:: The records ::
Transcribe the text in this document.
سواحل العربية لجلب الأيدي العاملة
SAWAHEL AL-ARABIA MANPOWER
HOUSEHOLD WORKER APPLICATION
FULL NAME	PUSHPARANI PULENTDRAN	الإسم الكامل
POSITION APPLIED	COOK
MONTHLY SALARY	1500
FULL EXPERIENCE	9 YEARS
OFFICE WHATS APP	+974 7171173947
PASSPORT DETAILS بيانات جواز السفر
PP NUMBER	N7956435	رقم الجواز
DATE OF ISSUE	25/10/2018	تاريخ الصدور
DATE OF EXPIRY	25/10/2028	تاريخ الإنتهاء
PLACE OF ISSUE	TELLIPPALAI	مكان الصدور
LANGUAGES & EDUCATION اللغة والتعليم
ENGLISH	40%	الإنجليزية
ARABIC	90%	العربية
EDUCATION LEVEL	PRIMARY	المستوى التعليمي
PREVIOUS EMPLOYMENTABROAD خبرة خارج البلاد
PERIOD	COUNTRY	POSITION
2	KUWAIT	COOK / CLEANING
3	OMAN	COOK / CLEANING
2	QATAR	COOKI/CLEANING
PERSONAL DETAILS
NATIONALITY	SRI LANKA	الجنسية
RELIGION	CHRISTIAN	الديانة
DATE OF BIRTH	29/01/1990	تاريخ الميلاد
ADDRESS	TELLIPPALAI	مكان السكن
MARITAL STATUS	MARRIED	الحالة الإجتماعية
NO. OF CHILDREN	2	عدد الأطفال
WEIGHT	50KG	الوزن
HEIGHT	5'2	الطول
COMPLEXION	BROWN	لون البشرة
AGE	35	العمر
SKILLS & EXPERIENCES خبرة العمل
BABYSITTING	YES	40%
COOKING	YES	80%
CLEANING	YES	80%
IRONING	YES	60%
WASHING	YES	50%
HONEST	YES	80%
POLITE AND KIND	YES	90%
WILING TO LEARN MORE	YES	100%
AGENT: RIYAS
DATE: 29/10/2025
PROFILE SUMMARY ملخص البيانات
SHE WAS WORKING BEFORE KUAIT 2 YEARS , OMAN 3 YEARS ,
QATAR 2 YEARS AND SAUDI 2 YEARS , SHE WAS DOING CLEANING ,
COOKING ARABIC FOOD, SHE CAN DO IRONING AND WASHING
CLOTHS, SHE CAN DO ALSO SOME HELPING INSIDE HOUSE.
:::
» Aim of the task: Recopy the entries above exactly, with every line included.

» The completed task:
Transcribe the text in this document.
سواحل العربية لجلب الأيدي العاملة
SAWAHEL AL-ARABIA MANPOWER
HOUSEHOLD WORKER APPLICATION
FULL NAME	PUSHPARANI PULENTDRAN	الإسم الكامل
POSITION APPLIED	COOK
MONTHLY SALARY	1500
FULL EXPERIENCE	9 YEARS
OFFICE WHATS APP	+974 7171173947
PASSPORT DETAILS بيانات جواز السفر
PP NUMBER	N7956435	رقم الجواز
DATE OF ISSUE	25/10/2018	تاريخ الصدور
DATE OF EXPIRY	25/10/2028	تاريخ الإنتهاء
PLACE OF ISSUE	TELLIPPALAI	مكان الصدور
LANGUAGES & EDUCATION اللغة والتعليم
ENGLISH	40%	الإنجليزية
ARABIC	90%	العربية
EDUCATION LEVEL	PRIMARY	المستوى التعليمي
PREVIOUS EMPLOYMENTABROAD خبرة خارج البلاد
PERIOD	COUNTRY	POSITION
2	KUWAIT	COOK / CLEANING
3	OMAN	COOK / CLEANING
2	QATAR	COOKI/CLEANING
PERSONAL DETAILS
NATIONALITY	SRI LANKA	الجنسية
RELIGION	CHRISTIAN	الديانة
DATE OF BIRTH	29/01/1990	تاريخ الميلاد
ADDRESS	TELLIPPALAI	مكان السكن
MARITAL STATUS	MARRIED	الحالة الإجتماعية
NO. OF CHILDREN	2	عدد الأطفال
WEIGHT	50KG	الوزن
HEIGHT	5'2	الطول
COMPLEXION	BROWN	لون البشرة
AGE	35	العمر
SKILLS & EXPERIENCES خبرة العمل
BABYSITTING	YES	40%
COOKING	YES	80%
CLEANING	YES	80%
IRONING	YES	60%
WASHING	YES	50%
HONEST	YES	80%
POLITE AND KIND	YES	90%
WILING TO LEARN MORE	YES	100%
AGENT: RIYAS
DATE: 29/10/2025
PROFILE SUMMARY ملخص البيانات
SHE WAS WORKING BEFORE KUAIT 2 YEARS , OMAN 3 YEARS ,
QATAR 2 YEARS AND SAUDI 2 YEARS , SHE WAS DOING CLEANING ,
COOKING ARABIC FOOD, SHE CAN DO IRONING AND WASHING
CLOTHS, SHE CAN DO ALSO SOME HELPING INSIDE HOUSE.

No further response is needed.